┌─ AVAILABLE DATA
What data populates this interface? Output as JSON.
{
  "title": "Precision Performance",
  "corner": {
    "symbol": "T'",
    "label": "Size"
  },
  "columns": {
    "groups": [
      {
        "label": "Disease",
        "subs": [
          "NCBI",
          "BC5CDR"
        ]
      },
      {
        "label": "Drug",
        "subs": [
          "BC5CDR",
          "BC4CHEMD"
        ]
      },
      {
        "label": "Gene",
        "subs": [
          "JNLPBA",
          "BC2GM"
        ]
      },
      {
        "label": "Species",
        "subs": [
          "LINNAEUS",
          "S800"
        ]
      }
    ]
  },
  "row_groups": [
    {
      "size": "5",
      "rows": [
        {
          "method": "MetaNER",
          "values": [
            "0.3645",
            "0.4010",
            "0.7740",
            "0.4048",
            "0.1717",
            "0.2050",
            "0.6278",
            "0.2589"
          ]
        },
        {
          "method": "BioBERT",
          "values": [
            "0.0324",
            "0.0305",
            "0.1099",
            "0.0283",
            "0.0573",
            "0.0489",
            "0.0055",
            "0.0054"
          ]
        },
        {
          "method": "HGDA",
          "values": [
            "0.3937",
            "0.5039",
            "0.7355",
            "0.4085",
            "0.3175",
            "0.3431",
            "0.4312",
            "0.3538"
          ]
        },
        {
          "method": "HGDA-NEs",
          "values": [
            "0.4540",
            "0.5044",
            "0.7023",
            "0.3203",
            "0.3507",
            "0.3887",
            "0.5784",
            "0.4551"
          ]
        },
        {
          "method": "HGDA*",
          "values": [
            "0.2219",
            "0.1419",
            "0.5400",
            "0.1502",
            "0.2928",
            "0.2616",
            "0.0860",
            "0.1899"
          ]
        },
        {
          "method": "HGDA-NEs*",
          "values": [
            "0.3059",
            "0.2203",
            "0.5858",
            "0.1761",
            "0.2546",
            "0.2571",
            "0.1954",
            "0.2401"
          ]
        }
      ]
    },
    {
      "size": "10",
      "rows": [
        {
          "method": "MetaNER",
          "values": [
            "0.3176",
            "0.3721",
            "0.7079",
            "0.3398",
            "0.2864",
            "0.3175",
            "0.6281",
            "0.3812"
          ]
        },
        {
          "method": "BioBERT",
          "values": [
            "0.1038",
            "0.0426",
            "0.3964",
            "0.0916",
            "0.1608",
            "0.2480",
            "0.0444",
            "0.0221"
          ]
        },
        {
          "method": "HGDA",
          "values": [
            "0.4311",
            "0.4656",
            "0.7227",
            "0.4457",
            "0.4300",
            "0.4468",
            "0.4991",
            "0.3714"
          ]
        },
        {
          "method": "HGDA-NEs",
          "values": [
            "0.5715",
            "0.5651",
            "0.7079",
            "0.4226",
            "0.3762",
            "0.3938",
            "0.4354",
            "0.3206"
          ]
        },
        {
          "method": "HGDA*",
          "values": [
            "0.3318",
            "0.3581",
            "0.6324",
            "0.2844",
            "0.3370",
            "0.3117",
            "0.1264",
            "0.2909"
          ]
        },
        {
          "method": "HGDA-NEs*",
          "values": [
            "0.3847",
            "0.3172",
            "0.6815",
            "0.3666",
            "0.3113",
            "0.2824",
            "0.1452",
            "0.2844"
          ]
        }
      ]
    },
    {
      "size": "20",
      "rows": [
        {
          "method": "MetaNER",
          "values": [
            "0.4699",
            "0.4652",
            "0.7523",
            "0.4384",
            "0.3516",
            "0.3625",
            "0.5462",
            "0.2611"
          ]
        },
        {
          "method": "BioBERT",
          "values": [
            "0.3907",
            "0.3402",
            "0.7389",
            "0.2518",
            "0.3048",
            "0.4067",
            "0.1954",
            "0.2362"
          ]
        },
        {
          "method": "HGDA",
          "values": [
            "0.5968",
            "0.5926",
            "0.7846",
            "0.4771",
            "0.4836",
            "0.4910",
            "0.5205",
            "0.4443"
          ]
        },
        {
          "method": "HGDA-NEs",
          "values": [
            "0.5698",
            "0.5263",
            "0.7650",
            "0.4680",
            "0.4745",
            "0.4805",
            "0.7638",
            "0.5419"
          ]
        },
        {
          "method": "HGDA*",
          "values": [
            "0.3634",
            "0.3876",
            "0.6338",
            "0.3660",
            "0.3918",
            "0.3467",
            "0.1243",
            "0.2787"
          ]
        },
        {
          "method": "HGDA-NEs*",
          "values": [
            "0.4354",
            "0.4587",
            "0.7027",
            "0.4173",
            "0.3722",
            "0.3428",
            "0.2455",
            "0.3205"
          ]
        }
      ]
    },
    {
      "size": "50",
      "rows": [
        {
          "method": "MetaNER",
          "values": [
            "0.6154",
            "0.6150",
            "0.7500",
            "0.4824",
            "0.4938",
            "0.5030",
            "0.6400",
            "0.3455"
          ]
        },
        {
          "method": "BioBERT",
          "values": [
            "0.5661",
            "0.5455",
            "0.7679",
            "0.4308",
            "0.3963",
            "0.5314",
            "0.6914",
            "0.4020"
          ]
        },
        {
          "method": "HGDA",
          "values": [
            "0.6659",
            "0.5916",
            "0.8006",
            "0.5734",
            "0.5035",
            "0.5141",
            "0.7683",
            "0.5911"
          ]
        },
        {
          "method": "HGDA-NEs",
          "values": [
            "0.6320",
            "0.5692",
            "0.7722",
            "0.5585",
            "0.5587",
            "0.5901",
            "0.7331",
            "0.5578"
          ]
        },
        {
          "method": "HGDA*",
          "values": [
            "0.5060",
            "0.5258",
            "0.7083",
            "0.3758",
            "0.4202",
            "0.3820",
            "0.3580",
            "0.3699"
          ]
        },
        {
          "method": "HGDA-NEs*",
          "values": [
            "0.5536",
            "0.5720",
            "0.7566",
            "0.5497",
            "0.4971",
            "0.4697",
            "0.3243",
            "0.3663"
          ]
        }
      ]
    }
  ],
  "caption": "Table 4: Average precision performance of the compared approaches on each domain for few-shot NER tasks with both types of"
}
└─
┌─ AVAILABLE DATA
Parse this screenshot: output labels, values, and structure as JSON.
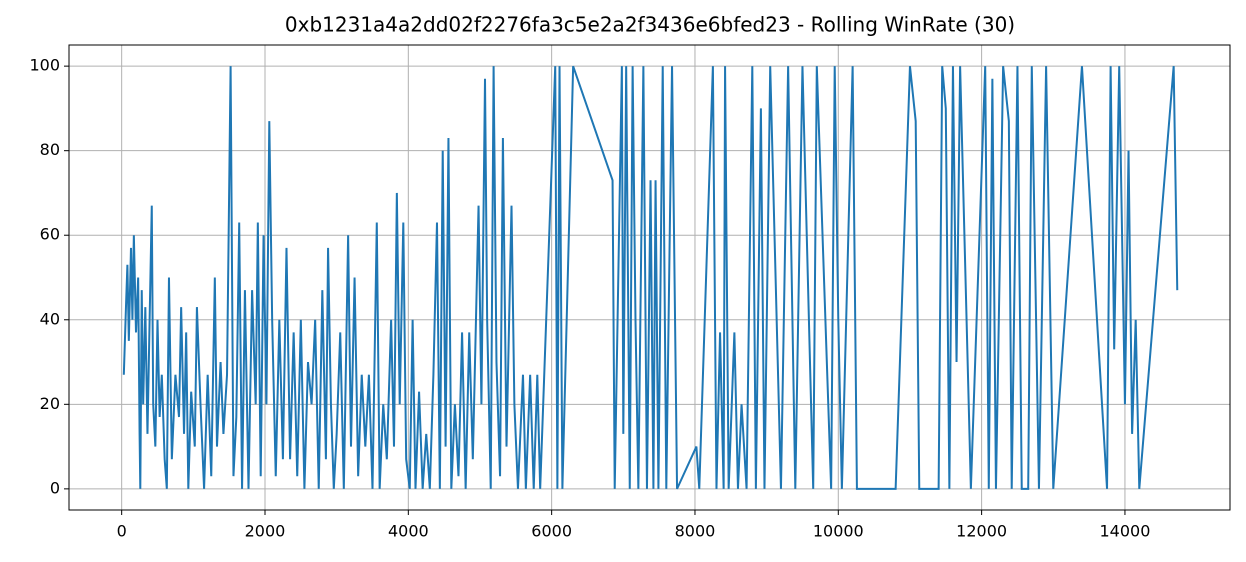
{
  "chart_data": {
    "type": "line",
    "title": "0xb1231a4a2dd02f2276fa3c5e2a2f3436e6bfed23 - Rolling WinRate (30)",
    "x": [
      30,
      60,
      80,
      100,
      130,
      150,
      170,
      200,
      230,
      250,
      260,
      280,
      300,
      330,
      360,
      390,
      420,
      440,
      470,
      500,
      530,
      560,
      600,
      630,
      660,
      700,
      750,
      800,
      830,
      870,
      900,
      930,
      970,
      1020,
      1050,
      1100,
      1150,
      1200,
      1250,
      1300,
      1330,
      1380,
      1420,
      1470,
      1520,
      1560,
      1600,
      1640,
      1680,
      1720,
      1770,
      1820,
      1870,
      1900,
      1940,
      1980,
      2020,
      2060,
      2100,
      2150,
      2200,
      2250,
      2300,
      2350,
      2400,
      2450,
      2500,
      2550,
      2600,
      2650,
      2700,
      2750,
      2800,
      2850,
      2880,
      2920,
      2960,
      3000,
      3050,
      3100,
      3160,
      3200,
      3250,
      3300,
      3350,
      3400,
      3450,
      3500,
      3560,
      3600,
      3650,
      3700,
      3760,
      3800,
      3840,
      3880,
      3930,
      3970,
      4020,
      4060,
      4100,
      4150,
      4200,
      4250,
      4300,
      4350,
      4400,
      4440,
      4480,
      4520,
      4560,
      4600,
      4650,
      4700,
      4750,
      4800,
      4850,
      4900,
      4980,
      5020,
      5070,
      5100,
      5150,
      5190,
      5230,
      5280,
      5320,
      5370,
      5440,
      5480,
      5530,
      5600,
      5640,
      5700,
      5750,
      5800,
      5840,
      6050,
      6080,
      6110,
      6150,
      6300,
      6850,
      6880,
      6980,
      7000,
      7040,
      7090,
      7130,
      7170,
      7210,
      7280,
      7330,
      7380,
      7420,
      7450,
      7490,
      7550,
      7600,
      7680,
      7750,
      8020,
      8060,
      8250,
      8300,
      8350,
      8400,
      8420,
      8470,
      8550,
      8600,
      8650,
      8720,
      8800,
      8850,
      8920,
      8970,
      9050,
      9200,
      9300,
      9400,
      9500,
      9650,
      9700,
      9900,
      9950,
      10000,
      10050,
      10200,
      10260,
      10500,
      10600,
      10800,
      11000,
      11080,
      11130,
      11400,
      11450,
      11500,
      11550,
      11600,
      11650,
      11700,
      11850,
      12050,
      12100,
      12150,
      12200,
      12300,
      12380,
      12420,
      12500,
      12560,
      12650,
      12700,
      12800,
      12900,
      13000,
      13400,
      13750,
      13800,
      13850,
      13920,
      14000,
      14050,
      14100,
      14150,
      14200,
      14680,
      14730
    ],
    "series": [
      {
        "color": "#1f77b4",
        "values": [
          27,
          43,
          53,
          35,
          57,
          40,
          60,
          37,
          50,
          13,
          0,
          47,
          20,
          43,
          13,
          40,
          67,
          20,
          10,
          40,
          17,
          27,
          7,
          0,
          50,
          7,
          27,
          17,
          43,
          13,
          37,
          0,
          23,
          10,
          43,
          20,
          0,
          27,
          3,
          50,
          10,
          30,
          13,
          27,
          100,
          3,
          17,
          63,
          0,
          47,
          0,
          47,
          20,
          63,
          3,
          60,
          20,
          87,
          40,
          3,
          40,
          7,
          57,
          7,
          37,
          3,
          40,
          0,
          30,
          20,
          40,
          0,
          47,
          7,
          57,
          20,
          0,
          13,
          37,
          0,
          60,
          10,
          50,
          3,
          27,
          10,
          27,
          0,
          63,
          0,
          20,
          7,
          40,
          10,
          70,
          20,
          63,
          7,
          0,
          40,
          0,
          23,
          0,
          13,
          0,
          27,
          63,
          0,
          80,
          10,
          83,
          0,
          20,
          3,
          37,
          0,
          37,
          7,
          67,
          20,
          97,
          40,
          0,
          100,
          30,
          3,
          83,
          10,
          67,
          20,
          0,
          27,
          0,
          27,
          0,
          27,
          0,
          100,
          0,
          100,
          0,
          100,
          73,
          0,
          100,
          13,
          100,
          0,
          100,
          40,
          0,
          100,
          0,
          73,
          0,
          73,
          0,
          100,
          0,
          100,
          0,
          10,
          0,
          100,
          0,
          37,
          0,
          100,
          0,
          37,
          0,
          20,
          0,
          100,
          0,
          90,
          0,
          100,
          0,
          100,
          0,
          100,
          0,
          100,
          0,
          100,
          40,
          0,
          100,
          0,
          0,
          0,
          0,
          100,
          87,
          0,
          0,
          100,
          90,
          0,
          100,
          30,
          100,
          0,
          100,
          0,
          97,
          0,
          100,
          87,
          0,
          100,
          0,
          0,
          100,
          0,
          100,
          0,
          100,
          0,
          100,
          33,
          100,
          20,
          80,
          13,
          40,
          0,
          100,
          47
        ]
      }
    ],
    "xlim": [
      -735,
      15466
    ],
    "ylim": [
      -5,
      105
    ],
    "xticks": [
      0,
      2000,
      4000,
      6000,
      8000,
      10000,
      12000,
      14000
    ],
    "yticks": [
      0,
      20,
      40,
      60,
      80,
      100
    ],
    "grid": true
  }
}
└─
┌─ AVAILABLE DATA
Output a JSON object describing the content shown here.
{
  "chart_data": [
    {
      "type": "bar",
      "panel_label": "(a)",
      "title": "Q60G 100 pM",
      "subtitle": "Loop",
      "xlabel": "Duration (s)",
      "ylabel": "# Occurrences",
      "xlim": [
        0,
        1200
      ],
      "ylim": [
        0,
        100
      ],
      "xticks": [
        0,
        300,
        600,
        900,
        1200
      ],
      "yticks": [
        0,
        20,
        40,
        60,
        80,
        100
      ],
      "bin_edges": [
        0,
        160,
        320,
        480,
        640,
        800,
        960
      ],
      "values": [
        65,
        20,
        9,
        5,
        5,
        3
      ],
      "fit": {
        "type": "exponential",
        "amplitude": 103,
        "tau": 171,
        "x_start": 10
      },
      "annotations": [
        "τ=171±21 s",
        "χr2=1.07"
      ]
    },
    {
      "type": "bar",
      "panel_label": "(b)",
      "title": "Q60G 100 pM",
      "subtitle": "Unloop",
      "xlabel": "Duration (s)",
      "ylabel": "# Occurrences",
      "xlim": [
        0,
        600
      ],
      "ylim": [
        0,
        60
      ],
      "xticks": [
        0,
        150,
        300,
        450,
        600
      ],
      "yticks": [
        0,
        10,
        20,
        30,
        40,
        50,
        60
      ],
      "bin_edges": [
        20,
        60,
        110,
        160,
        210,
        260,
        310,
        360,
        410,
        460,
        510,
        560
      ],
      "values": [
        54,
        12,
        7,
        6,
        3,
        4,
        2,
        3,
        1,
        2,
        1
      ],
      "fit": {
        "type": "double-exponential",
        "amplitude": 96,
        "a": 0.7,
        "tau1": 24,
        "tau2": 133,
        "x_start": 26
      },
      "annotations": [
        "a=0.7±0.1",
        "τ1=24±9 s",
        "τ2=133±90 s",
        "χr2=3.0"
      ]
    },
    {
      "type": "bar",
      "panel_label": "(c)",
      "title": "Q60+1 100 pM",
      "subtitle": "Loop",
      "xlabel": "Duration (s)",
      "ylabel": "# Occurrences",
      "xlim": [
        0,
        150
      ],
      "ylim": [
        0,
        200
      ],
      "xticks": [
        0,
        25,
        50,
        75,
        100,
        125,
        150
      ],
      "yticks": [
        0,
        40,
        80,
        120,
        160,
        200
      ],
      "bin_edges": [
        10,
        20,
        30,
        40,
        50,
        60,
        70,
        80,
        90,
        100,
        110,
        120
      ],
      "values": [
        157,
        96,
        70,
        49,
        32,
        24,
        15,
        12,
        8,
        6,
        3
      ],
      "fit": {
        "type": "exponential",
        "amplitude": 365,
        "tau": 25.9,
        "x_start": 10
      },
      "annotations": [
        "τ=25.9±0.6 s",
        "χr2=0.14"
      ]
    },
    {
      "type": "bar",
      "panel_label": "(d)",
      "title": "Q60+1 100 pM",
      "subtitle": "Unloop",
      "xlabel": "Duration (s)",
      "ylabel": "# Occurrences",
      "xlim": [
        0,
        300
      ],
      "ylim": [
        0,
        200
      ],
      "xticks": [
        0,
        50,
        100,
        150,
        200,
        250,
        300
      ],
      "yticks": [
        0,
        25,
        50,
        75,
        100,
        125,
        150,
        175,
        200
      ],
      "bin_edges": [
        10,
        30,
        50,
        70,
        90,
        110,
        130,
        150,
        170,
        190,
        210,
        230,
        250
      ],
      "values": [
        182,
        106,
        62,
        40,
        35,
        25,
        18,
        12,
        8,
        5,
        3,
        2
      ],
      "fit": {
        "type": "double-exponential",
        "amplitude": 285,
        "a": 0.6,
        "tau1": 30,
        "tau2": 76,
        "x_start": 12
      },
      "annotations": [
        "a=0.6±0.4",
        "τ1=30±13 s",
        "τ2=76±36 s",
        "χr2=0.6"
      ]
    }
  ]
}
└─
_AIM OF THE EXERCISE_
Pick out and copy the lines of the entries that hold the string "amplitude".

_SOLUTION TO THIS PROBLEM_
        "amplitude": 103,
        "amplitude": 96,
        "amplitude": 365,
        "amplitude": 285,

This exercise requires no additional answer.